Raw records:
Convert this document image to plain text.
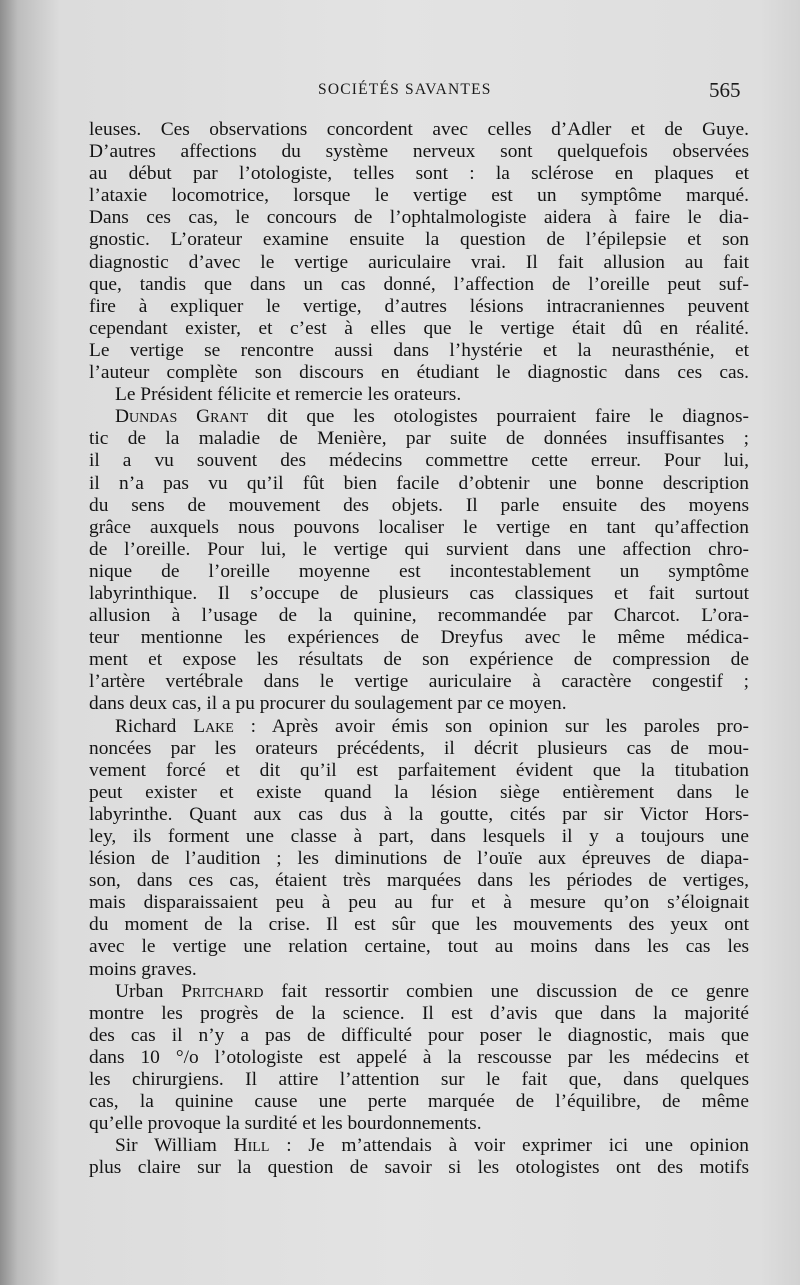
SOCIÉTÉS SAVANTES	565
leuses. Ces observations concordent avec celles d’Adler et de Guye.
D’autres affections du système nerveux sont quelquefois observées
au début par l’otologiste, telles sont : la sclérose en plaques et
l’ataxie locomotrice, lorsque le vertige est un symptôme marqué.
Dans ces cas, le concours de l’ophtalmologiste aidera à faire le dia-
gnostic. L’orateur examine ensuite la question de l’épilepsie et son
diagnostic d’avec le vertige auriculaire vrai. Il fait allusion au fait
que, tandis que dans un cas donné, l’affection de l’oreille peut suf-
fire à expliquer le vertige, d’autres lésions intracraniennes peuvent
cependant exister, et c’est à elles que le vertige était dû en réalité.
Le vertige se rencontre aussi dans l’hystérie et la neurasthénie, et
l’auteur complète son discours en étudiant le diagnostic dans ces cas.
Le Président félicite et remercie les orateurs.
Dundas Grant dit que les otologistes pourraient faire le diagnos-
tic de la maladie de Menière, par suite de données insuffisantes ;
il a vu souvent des médecins commettre cette erreur. Pour lui,
il n’a pas vu qu’il fût bien facile d’obtenir une bonne description
du sens de mouvement des objets. Il parle ensuite des moyens
grâce auxquels nous pouvons localiser le vertige en tant qu’affection
de l’oreille. Pour lui, le vertige qui survient dans une affection chro-
nique de l’oreille moyenne est incontestablement un symptôme
labyrinthique. Il s’occupe de plusieurs cas classiques et fait surtout
allusion à l’usage de la quinine, recommandée par Charcot. L’ora-
teur mentionne les expériences de Dreyfus avec le même médica-
ment et expose les résultats de son expérience de compression de
l’artère vertébrale dans le vertige auriculaire à caractère congestif ;
dans deux cas, il a pu procurer du soulagement par ce moyen.
Richard Lake : Après avoir émis son opinion sur les paroles pro-
noncées par les orateurs précédents, il décrit plusieurs cas de mou-
vement forcé et dit qu’il est parfaitement évident que la titubation
peut exister et existe quand la lésion siège entièrement dans le
labyrinthe. Quant aux cas dus à la goutte, cités par sir Victor Hors-
ley, ils forment une classe à part, dans lesquels il y a toujours une
lésion de l’audition ; les diminutions de l’ouïe aux épreuves de diapa-
son, dans ces cas, étaient très marquées dans les périodes de vertiges,
mais disparaissaient peu à peu au fur et à mesure qu’on s’éloignait
du moment de la crise. Il est sûr que les mouvements des yeux ont
avec le vertige une relation certaine, tout au moins dans les cas les
moins graves.
Urban Pritchard fait ressortir combien une discussion de ce genre
montre les progrès de la science. Il est d’avis que dans la majorité
des cas il n’y a pas de difficulté pour poser le diagnostic, mais que
dans 10 °/o l’otologiste est appelé à la rescousse par les médecins et
les chirurgiens. Il attire l’attention sur le fait que, dans quelques
cas, la quinine cause une perte marquée de l’équilibre, de même
qu’elle provoque la surdité et les bourdonnements.
Sir William Hill : Je m’attendais à voir exprimer ici une opinion
plus claire sur la question de savoir si les otologistes ont des motifs
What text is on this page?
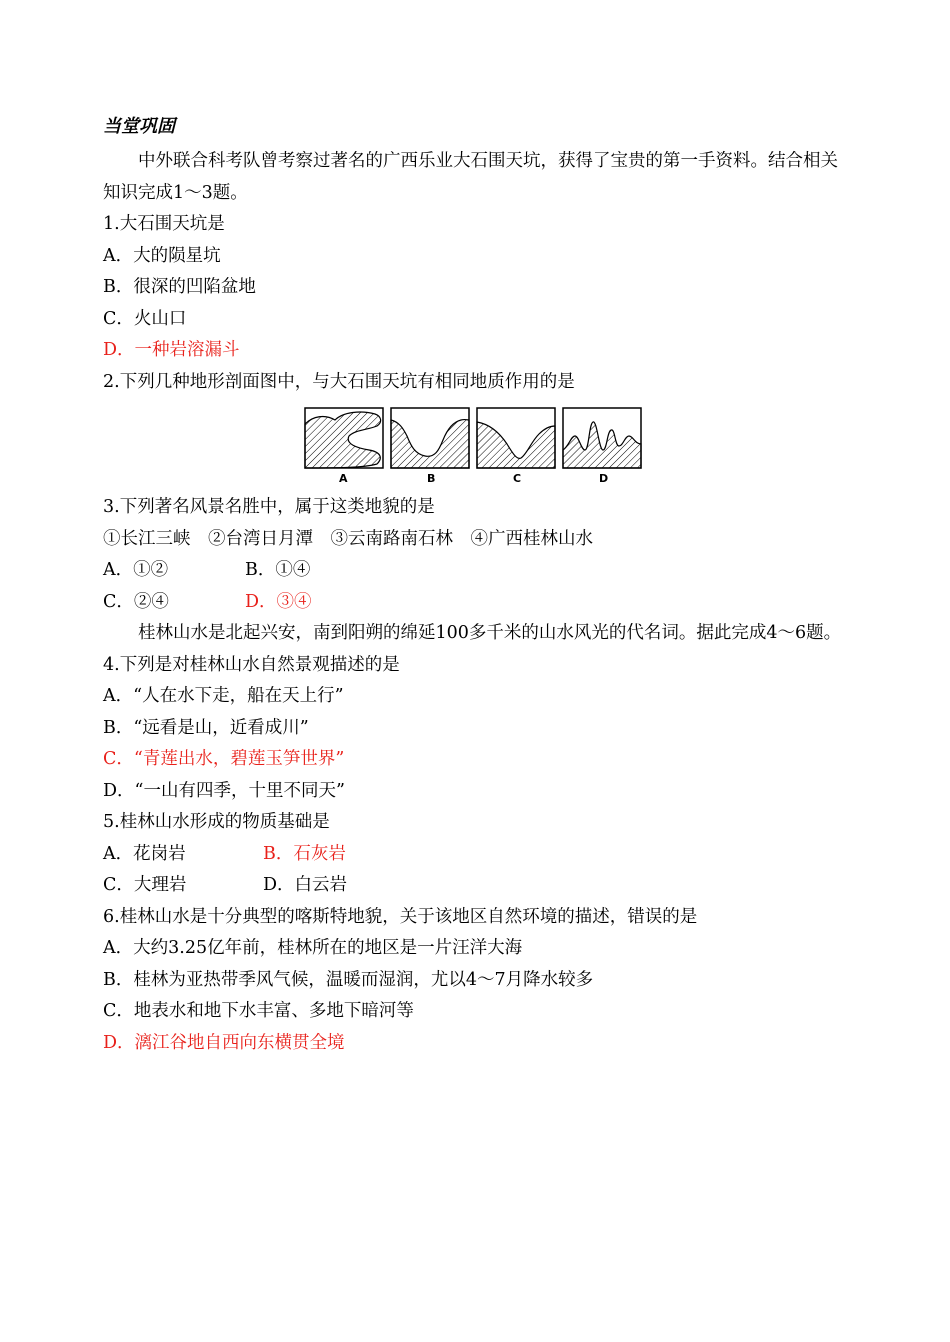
当堂巩固
中外联合科考队曾考察过著名的广西乐业大石围天坑，获得了宝贵的第一手资料。结合相关知识完成1～3题。
1.大石围天坑是
A．大的陨星坑
B．很深的凹陷盆地
C．火山口
D．一种岩溶漏斗
2.下列几种地形剖面图中，与大石围天坑有相同地质作用的是
A	B	C	D
3.下列著名风景名胜中，属于这类地貌的是
①长江三峡　②台湾日月潭　③云南路南石林　④广西桂林山水
A．①②	B．①④
C．②④	D．③④
桂林山水是北起兴安，南到阳朔的绵延100多千米的山水风光的代名词。据此完成4～6题。
4.下列是对桂林山水自然景观描述的是
A．“人在水下走，船在天上行”
B．“远看是山，近看成川”
C．“青莲出水，碧莲玉笋世界”
D．“一山有四季，十里不同天”
5.桂林山水形成的物质基础是
A．花岗岩	B．石灰岩
C．大理岩	D．白云岩
6.桂林山水是十分典型的喀斯特地貌，关于该地区自然环境的描述，错误的是
A．大约3.25亿年前，桂林所在的地区是一片汪洋大海
B．桂林为亚热带季风气候，温暖而湿润，尤以4～7月降水较多
C．地表水和地下水丰富、多地下暗河等
D．漓江谷地自西向东横贯全境
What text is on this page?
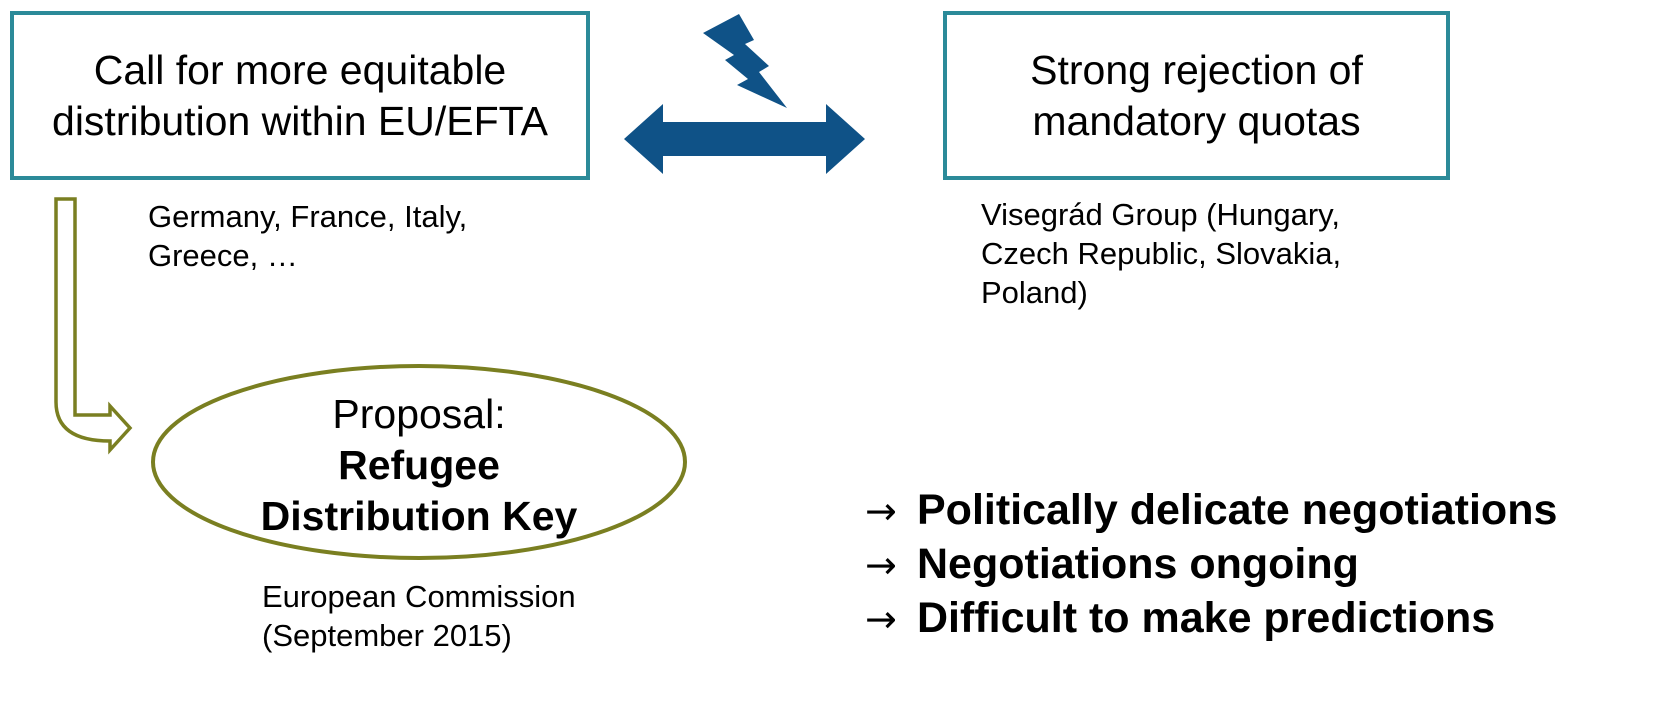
Call for more equitable
distribution within EU/EFTA
Strong rejection of
mandatory quotas
Germany, France, Italy,
Greece, …
Visegrád Group (Hungary,
Czech Republic, Slovakia,
Poland)
Proposal:
Refugee
Distribution Key
European Commission
(September 2015)
→ Politically delicate negotiations
→ Negotiations ongoing
→ Difficult to make predictions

• [What the exercise asks]:
Collect each line above holding the string "même".

• [Solution]:
teur mentionne les expériences de Dreyfus avec le même médica-
cas, la quinine cause une perte marquée de l’équilibre, de même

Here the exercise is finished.